GIVEN EXERCISE –
Scan the records below for lines with the word "manually", then state how many you find and nothing else.

RECORDS TO PROCESS –
#####

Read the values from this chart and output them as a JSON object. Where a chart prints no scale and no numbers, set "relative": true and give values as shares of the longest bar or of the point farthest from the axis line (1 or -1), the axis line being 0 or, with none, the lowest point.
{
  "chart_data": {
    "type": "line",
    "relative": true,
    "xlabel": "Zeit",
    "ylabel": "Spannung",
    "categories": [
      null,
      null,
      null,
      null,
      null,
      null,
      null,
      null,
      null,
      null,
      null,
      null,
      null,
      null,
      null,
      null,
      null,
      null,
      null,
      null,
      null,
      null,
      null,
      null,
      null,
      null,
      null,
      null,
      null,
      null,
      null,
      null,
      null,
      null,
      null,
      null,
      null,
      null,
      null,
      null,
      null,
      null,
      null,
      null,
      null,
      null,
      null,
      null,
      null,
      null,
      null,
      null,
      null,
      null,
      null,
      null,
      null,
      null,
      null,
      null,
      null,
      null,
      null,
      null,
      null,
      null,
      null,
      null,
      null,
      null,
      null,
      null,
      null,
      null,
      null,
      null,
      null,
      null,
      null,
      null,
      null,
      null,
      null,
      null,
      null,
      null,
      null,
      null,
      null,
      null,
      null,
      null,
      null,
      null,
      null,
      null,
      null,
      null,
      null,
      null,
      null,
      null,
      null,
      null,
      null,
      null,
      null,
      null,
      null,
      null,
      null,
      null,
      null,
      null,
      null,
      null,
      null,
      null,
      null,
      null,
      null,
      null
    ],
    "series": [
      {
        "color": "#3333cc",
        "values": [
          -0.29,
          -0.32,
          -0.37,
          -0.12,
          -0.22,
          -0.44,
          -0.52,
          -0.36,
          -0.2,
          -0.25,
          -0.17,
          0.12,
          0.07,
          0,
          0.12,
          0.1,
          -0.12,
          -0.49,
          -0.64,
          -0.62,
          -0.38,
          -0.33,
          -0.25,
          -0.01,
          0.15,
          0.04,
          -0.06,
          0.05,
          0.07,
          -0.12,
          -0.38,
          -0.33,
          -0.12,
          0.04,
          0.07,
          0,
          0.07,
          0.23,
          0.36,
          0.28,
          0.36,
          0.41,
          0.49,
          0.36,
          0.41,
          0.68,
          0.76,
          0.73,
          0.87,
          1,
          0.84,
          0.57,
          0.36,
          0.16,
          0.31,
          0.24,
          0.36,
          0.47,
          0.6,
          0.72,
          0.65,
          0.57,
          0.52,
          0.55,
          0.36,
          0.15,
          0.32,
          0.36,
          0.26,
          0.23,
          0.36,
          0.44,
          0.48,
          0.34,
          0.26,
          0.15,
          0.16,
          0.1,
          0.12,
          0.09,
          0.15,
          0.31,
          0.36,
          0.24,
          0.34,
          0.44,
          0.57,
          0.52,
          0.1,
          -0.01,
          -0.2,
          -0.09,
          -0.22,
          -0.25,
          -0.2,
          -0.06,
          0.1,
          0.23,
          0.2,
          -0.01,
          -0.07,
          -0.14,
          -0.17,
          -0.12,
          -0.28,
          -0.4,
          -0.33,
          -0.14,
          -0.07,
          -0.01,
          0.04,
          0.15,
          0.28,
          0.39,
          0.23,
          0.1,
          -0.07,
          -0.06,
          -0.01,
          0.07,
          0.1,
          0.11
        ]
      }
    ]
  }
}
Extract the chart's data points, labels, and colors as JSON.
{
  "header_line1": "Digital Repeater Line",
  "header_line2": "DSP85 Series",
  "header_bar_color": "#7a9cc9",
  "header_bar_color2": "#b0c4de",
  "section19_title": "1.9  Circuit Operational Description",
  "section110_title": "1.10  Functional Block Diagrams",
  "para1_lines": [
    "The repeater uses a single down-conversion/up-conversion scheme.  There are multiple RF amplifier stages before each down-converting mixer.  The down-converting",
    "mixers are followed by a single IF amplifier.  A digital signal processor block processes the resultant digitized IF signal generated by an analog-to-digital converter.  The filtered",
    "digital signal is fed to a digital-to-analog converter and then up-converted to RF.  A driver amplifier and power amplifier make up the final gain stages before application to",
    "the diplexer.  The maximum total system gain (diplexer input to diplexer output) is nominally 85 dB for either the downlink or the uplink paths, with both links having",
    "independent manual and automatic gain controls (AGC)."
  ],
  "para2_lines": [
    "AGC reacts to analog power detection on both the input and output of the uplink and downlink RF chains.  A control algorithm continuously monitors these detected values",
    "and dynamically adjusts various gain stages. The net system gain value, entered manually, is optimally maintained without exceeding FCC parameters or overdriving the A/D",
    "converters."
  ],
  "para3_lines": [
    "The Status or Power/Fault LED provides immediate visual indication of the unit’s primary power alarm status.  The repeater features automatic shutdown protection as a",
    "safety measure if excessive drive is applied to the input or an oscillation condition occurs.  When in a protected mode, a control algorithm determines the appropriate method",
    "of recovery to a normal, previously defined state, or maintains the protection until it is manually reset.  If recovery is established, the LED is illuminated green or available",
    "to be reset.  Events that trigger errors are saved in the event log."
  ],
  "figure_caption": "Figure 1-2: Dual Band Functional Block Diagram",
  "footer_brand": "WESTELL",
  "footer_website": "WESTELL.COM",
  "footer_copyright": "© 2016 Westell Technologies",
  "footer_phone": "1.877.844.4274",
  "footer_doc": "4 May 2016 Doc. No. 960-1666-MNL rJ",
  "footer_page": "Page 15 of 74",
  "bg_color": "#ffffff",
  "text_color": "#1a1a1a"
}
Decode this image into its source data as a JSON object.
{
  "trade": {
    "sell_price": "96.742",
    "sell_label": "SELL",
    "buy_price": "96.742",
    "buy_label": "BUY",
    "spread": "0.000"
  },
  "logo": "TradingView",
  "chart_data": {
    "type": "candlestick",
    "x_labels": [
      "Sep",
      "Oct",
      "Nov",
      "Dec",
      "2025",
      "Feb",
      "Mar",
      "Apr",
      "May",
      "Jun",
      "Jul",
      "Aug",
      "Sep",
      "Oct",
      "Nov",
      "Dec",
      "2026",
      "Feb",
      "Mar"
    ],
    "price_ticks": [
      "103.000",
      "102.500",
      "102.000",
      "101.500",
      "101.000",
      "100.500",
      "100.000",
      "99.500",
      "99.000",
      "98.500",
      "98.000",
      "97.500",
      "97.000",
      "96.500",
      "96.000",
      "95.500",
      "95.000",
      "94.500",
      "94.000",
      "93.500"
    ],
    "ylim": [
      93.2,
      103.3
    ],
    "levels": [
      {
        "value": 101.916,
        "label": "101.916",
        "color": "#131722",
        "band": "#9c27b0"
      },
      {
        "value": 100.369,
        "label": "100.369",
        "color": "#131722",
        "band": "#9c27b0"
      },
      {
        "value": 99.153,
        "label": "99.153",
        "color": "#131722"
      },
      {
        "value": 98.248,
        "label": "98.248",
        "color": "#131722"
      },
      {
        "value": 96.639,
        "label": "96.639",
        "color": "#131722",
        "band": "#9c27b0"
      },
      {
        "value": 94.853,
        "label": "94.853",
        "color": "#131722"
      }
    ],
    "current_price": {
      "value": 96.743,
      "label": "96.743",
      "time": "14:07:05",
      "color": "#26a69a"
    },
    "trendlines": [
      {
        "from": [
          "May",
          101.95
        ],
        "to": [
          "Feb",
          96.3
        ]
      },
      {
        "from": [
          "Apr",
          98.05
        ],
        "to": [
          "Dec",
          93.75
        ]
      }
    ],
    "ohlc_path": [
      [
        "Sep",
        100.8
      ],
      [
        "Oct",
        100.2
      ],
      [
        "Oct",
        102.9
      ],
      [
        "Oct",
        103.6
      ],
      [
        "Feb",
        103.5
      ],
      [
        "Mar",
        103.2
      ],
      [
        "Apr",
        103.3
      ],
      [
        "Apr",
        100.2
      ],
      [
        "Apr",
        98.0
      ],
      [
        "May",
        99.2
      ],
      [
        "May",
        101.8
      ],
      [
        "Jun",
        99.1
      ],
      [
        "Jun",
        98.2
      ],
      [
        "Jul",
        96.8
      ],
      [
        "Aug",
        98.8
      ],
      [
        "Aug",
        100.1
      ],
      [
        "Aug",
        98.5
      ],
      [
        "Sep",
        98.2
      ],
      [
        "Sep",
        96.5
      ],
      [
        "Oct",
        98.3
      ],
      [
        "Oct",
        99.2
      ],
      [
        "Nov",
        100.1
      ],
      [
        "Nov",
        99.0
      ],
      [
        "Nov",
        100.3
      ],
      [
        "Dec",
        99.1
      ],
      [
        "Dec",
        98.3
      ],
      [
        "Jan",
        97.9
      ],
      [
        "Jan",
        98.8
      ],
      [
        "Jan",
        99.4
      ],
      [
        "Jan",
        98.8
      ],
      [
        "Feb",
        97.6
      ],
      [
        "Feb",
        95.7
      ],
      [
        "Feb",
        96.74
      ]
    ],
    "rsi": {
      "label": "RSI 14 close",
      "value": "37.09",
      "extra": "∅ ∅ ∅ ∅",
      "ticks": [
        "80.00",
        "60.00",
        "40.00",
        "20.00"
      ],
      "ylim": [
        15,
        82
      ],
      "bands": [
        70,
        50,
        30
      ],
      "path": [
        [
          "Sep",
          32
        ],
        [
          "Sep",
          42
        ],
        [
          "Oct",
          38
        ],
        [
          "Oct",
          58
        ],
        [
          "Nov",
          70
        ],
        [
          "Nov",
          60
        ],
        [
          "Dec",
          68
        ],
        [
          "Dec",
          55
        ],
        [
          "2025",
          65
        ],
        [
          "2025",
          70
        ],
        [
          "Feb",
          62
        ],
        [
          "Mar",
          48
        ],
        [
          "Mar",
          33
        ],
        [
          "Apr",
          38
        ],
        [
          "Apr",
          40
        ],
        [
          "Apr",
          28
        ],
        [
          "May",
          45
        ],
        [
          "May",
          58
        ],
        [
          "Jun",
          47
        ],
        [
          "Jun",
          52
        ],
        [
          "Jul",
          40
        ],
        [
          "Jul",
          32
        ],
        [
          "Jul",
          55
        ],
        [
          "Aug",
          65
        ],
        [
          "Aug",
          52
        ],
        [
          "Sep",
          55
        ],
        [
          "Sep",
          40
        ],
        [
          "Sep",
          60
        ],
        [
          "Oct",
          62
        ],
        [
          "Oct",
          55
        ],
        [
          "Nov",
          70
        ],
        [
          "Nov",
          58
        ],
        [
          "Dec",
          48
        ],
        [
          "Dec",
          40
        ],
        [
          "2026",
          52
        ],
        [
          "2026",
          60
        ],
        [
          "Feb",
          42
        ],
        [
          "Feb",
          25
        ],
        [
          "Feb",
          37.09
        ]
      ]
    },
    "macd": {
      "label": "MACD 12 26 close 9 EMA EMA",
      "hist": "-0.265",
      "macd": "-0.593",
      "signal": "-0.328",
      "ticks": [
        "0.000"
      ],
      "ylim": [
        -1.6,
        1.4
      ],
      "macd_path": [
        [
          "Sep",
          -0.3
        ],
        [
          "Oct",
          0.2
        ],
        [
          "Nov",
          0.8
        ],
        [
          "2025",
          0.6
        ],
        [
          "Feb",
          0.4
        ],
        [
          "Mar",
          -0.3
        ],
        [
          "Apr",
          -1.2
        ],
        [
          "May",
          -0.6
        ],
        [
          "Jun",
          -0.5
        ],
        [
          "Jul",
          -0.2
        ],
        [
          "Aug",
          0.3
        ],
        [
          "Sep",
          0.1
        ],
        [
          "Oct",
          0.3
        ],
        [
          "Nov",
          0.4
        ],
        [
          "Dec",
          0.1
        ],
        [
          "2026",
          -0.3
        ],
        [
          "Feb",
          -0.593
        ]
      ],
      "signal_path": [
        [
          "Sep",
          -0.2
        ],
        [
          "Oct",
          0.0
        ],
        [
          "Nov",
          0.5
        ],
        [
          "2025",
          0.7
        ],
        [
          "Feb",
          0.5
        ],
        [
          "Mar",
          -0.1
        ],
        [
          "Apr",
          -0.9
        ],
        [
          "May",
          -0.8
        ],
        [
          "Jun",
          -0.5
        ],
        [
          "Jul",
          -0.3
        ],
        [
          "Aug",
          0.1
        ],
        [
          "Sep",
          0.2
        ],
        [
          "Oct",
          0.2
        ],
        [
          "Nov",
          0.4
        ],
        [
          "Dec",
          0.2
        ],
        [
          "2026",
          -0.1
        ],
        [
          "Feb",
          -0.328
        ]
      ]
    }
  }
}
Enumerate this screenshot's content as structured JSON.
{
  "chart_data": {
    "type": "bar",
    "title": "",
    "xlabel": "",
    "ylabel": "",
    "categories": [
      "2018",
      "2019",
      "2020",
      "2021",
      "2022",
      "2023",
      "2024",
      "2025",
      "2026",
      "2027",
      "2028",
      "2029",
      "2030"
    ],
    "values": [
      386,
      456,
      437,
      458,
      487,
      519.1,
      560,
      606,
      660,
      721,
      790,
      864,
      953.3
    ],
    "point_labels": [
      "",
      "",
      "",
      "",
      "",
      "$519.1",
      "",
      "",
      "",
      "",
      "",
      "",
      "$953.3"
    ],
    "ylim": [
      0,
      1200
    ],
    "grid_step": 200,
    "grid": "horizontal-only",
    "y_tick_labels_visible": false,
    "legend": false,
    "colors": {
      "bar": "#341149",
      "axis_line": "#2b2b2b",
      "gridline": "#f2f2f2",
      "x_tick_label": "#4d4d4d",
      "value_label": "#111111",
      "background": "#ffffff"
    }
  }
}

#####

ANSWER TO THIS EXERCISE –
2